- [Text section]:
Chapter 1: The Christian Faith and the Task of World-Changing

On Friday, I gave an overview of James Davison Hunter’s To Change The World. I want to go through Hunter’s material chapter by chapter over the next few weeks. My primary reason for this is purely selfish… I want to use some of this material in the future, and this is a good way to force myself to analyze it and preserve the important parts.

However, I also believe in slow cooking here in the Kitchen, so this step by step process will help us all to be able to comment on Hunter’s thoughts as we go along. To get us started, let me quote the abstract of Chapter 1 “The Christian Faith and the Task of World-Changing” from the author’s website:

Human beings are, by divine intent and their very nature, world-makers. People fulfill their individual and collective destiny in the art, music, literature, commerce, law, and scholarship they cultivate, the relationships they build, and in the institutions they develop—the families, churches, associations, communities they live in and sustain—as they reflect the good of God and His designs for flourishing.

- [Records shown]:
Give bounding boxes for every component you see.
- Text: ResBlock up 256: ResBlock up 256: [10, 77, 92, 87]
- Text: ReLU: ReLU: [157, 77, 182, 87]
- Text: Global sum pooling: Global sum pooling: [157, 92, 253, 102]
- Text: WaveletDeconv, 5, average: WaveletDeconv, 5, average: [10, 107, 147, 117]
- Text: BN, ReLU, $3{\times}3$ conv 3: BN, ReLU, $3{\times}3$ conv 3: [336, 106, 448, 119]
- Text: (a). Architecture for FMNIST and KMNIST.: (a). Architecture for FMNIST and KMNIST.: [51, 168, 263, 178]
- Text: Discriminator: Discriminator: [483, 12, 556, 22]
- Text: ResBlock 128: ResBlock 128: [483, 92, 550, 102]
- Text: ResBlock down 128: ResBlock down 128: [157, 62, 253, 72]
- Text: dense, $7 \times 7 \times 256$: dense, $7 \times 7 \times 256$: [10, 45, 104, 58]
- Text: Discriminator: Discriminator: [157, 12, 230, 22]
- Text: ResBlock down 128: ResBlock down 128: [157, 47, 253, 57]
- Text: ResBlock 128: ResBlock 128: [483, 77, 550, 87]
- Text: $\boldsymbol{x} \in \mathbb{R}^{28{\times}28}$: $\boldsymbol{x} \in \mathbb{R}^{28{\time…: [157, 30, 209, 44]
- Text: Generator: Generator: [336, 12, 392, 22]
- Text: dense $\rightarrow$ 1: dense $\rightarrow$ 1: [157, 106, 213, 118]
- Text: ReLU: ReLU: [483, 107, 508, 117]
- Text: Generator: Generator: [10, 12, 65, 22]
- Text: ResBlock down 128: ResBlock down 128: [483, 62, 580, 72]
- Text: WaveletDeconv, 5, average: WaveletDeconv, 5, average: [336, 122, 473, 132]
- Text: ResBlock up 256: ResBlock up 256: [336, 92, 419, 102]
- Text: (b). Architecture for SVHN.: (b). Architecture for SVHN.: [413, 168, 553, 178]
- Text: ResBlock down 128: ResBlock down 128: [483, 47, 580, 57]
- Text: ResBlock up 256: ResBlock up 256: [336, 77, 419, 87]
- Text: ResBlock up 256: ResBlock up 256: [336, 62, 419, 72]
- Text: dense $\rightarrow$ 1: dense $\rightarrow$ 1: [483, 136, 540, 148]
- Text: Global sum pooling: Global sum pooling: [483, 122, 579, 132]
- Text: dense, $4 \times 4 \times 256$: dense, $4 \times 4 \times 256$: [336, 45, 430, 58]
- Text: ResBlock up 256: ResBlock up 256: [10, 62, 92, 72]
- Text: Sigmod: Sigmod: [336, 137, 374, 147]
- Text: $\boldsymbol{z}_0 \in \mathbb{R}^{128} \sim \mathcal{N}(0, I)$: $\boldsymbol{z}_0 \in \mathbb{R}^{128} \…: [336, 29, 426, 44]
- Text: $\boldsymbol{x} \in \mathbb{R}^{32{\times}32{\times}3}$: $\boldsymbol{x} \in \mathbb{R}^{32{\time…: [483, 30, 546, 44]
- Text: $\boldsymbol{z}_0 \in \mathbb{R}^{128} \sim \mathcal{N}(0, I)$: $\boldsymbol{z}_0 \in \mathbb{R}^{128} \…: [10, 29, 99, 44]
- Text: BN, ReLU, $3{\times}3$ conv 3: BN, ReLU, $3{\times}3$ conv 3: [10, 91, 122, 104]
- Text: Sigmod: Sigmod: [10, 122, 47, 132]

- [Assigned task]: Duplicate word for word the part of the blog post on Hunter's first chapter between "Chapter 1: The" and "the important parts.", inclusive.

- [Answer to the problem]:
Chapter 1: The Christian Faith and the Task of World-Changing

On Friday, I gave an overview of James Davison Hunter’s To Change The World. I want to go through Hunter’s material chapter by chapter over the next few weeks. My primary reason for this is purely selfish… I want to use some of this material in the future, and this is a good way to force myself to analyze it and preserve the important parts.